━━━ Input rows ━━━

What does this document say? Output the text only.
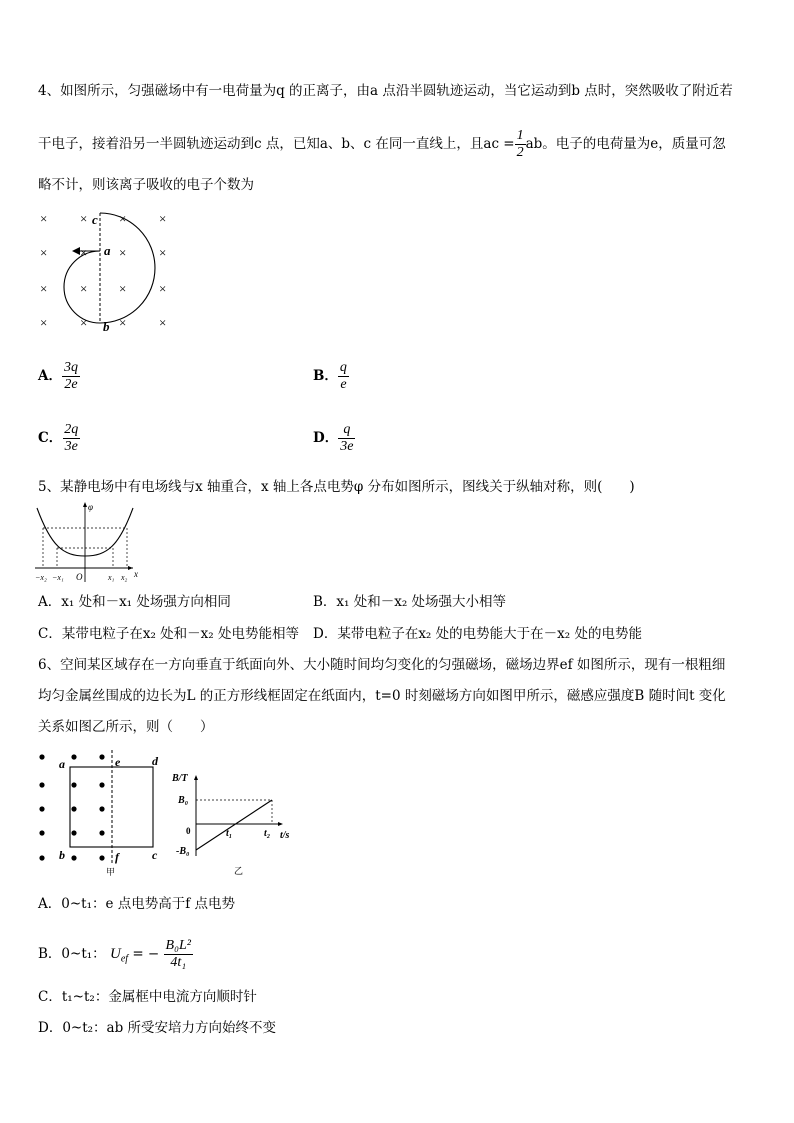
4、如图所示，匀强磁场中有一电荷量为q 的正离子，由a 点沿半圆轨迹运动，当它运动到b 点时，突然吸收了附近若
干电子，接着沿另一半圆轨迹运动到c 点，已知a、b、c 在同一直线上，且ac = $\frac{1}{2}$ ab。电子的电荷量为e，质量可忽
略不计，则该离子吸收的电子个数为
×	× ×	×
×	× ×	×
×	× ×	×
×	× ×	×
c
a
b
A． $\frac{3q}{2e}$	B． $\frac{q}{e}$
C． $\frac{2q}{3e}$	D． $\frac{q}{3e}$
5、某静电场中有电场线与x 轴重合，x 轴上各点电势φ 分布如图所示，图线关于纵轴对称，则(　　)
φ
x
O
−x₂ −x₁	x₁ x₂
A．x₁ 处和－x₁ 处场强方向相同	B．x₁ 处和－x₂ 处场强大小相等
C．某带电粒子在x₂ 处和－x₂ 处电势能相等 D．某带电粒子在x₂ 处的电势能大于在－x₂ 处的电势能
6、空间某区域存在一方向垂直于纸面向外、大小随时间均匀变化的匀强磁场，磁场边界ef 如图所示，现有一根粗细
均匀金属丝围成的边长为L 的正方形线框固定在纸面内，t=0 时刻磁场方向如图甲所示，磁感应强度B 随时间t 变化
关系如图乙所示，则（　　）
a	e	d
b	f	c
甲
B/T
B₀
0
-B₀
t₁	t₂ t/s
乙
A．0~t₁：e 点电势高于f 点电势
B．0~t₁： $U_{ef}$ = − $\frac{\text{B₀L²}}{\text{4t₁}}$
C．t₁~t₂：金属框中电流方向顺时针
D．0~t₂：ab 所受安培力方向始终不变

━━━
━━━ Input rows ━━━

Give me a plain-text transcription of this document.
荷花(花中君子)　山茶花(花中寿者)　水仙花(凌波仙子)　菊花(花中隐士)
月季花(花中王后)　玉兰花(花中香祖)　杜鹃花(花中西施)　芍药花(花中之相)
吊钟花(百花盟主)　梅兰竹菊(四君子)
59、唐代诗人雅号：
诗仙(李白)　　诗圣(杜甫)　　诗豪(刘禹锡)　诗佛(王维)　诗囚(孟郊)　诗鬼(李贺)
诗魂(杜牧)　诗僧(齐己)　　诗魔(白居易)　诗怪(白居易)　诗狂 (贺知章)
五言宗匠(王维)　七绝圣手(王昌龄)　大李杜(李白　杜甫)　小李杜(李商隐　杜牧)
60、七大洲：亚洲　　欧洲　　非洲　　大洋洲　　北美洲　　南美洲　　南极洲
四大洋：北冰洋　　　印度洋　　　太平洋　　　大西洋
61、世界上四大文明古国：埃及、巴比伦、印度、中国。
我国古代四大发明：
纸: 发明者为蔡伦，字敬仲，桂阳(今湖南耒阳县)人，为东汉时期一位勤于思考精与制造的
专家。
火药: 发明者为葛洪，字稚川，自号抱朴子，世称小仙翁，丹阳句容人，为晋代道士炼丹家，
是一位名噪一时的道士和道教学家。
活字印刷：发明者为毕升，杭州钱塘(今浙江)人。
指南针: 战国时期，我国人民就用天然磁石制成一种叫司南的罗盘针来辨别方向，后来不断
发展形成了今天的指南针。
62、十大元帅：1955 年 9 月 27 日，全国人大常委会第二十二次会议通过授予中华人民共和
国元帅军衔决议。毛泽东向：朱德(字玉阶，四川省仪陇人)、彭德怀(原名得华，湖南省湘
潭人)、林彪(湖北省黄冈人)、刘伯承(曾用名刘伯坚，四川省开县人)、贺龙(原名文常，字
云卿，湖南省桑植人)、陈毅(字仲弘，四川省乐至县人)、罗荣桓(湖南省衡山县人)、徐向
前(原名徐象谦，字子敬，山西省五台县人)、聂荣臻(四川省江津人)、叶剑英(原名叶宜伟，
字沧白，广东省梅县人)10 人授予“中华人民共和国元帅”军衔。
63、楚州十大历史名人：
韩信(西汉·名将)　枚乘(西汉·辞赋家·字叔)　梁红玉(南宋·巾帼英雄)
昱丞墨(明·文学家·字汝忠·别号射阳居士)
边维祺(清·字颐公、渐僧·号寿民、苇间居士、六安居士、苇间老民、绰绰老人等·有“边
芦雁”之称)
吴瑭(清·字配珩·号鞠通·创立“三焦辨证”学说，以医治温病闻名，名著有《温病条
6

━━━

Show every line in the records above that contains the word "text".

Answer to this task:
What does this document say? Output the text only.
B．0~t₁： $U_{ef}$ = − $\frac{\text{B₀L²}}{\text{4t₁}}$
Give me a plain-text transcription of this document.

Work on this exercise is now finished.